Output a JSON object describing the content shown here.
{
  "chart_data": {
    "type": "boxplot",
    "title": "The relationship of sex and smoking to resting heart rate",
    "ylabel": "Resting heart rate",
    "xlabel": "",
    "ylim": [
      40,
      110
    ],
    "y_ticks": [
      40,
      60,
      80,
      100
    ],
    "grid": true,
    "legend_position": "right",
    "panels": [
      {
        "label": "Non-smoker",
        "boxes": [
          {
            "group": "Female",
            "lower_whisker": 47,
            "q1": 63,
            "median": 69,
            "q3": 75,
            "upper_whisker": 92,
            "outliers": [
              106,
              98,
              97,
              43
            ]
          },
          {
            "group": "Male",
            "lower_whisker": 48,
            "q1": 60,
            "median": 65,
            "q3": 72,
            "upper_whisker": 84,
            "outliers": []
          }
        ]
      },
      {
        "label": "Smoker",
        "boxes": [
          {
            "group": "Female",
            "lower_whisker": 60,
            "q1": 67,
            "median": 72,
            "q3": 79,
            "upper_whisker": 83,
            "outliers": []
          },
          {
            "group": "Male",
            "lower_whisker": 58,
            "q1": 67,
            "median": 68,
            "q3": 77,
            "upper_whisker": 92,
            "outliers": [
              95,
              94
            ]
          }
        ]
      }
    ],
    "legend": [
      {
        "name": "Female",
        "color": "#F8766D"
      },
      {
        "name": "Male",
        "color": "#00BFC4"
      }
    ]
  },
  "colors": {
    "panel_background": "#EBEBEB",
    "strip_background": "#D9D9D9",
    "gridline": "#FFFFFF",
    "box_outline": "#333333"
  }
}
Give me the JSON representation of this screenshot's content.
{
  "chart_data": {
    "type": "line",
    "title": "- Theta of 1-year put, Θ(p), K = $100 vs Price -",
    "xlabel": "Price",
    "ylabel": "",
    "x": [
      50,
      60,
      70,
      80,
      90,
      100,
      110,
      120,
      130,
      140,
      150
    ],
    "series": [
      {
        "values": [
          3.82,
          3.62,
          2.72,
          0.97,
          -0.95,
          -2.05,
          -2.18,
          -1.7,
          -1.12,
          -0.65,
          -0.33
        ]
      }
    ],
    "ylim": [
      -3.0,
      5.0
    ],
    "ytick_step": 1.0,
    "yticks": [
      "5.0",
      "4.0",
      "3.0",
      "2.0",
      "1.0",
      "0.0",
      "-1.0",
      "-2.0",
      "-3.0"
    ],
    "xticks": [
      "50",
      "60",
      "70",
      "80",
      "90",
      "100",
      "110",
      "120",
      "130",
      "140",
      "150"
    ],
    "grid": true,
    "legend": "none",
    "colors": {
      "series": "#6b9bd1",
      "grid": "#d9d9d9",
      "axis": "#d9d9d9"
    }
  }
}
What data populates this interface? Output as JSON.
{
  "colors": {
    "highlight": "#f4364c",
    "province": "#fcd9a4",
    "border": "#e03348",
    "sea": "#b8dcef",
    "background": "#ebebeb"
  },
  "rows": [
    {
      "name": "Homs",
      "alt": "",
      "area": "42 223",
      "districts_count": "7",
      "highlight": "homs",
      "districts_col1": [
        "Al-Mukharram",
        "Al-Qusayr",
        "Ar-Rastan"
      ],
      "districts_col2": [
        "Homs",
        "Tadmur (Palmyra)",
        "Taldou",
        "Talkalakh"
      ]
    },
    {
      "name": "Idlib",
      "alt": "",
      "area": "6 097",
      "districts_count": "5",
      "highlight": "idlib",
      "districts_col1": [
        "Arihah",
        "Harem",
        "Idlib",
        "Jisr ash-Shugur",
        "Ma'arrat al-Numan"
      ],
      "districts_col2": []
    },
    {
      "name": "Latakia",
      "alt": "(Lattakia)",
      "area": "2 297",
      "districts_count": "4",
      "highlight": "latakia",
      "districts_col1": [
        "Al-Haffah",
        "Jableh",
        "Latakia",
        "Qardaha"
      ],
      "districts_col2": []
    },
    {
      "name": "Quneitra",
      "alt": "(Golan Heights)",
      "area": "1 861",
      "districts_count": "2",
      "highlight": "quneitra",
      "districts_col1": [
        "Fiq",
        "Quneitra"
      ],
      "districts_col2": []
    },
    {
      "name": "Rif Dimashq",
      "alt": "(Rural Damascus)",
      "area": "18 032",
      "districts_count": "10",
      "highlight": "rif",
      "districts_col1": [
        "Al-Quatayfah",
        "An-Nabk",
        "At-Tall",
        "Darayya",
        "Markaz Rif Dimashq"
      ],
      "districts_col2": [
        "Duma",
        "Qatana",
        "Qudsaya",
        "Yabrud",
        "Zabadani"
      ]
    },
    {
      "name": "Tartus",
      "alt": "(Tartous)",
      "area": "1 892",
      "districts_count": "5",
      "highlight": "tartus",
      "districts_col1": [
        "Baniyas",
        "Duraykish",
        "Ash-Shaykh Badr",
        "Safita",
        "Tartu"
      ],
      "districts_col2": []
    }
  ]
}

■ Stated exercise: Return every record above exactly as it appears.

■ Response to this exercise:
Output a JSON object describing the content shown here.
{
  "chart_data": {
    "type": "boxplot",
    "title": "The relationship of sex and smoking to resting heart rate",
    "ylabel": "Resting heart rate",
    "xlabel": "",
    "ylim": [
      40,
      110
    ],
    "y_ticks": [
      40,
      60,
      80,
      100
    ],
    "grid": true,
    "legend_position": "right",
    "panels": [
      {
        "label": "Non-smoker",
        "boxes": [
          {
            "group": "Female",
            "lower_whisker": 47,
            "q1": 63,
            "median": 69,
            "q3": 75,
            "upper_whisker": 92,
            "outliers": [
              106,
              98,
              97,
              43
            ]
          },
          {
            "group": "Male",
            "lower_whisker": 48,
            "q1": 60,
            "median": 65,
            "q3": 72,
            "upper_whisker": 84,
            "outliers": []
          }
        ]
      },
      {
        "label": "Smoker",
        "boxes": [
          {
            "group": "Female",
            "lower_whisker": 60,
            "q1": 67,
            "median": 72,
            "q3": 79,
            "upper_whisker": 83,
            "outliers": []
          },
          {
            "group": "Male",
            "lower_whisker": 58,
            "q1": 67,
            "median": 68,
            "q3": 77,
            "upper_whisker": 92,
            "outliers": [
              95,
              94
            ]
          }
        ]
      }
    ],
    "legend": [
      {
        "name": "Female",
        "color": "#F8766D"
      },
      {
        "name": "Male",
        "color": "#00BFC4"
      }
    ]
  },
  "colors": {
    "panel_background": "#EBEBEB",
    "strip_background": "#D9D9D9",
    "gridline": "#FFFFFF",
    "box_outline": "#333333"
  }
}
Give me the JSON representation of this screenshot's content.
{
  "chart_data": {
    "type": "line",
    "title": "- Theta of 1-year put, Θ(p), K = $100 vs Price -",
    "xlabel": "Price",
    "ylabel": "",
    "x": [
      50,
      60,
      70,
      80,
      90,
      100,
      110,
      120,
      130,
      140,
      150
    ],
    "series": [
      {
        "values": [
          3.82,
          3.62,
          2.72,
          0.97,
          -0.95,
          -2.05,
          -2.18,
          -1.7,
          -1.12,
          -0.65,
          -0.33
        ]
      }
    ],
    "ylim": [
      -3.0,
      5.0
    ],
    "ytick_step": 1.0,
    "yticks": [
      "5.0",
      "4.0",
      "3.0",
      "2.0",
      "1.0",
      "0.0",
      "-1.0",
      "-2.0",
      "-3.0"
    ],
    "xticks": [
      "50",
      "60",
      "70",
      "80",
      "90",
      "100",
      "110",
      "120",
      "130",
      "140",
      "150"
    ],
    "grid": true,
    "legend": "none",
    "colors": {
      "series": "#6b9bd1",
      "grid": "#d9d9d9",
      "axis": "#d9d9d9"
    }
  }
}
What data populates this interface? Output as JSON.
{
  "colors": {
    "highlight": "#f4364c",
    "province": "#fcd9a4",
    "border": "#e03348",
    "sea": "#b8dcef",
    "background": "#ebebeb"
  },
  "rows": [
    {
      "name": "Homs",
      "alt": "",
      "area": "42 223",
      "districts_count": "7",
      "highlight": "homs",
      "districts_col1": [
        "Al-Mukharram",
        "Al-Qusayr",
        "Ar-Rastan"
      ],
      "districts_col2": [
        "Homs",
        "Tadmur (Palmyra)",
        "Taldou",
        "Talkalakh"
      ]
    },
    {
      "name": "Idlib",
      "alt": "",
      "area": "6 097",
      "districts_count": "5",
      "highlight": "idlib",
      "districts_col1": [
        "Arihah",
        "Harem",
        "Idlib",
        "Jisr ash-Shugur",
        "Ma'arrat al-Numan"
      ],
      "districts_col2": []
    },
    {
      "name": "Latakia",
      "alt": "(Lattakia)",
      "area": "2 297",
      "districts_count": "4",
      "highlight": "latakia",
      "districts_col1": [
        "Al-Haffah",
        "Jableh",
        "Latakia",
        "Qardaha"
      ],
      "districts_col2": []
    },
    {
      "name": "Quneitra",
      "alt": "(Golan Heights)",
      "area": "1 861",
      "districts_count": "2",
      "highlight": "quneitra",
      "districts_col1": [
        "Fiq",
        "Quneitra"
      ],
      "districts_col2": []
    },
    {
      "name": "Rif Dimashq",
      "alt": "(Rural Damascus)",
      "area": "18 032",
      "districts_count": "10",
      "highlight": "rif",
      "districts_col1": [
        "Al-Quatayfah",
        "An-Nabk",
        "At-Tall",
        "Darayya",
        "Markaz Rif Dimashq"
      ],
      "districts_col2": [
        "Duma",
        "Qatana",
        "Qudsaya",
        "Yabrud",
        "Zabadani"
      ]
    },
    {
      "name": "Tartus",
      "alt": "(Tartous)",
      "area": "1 892",
      "districts_count": "5",
      "highlight": "tartus",
      "districts_col1": [
        "Baniyas",
        "Duraykish",
        "Ash-Shaykh Badr",
        "Safita",
        "Tartu"
      ],
      "districts_col2": []
    }
  ]
}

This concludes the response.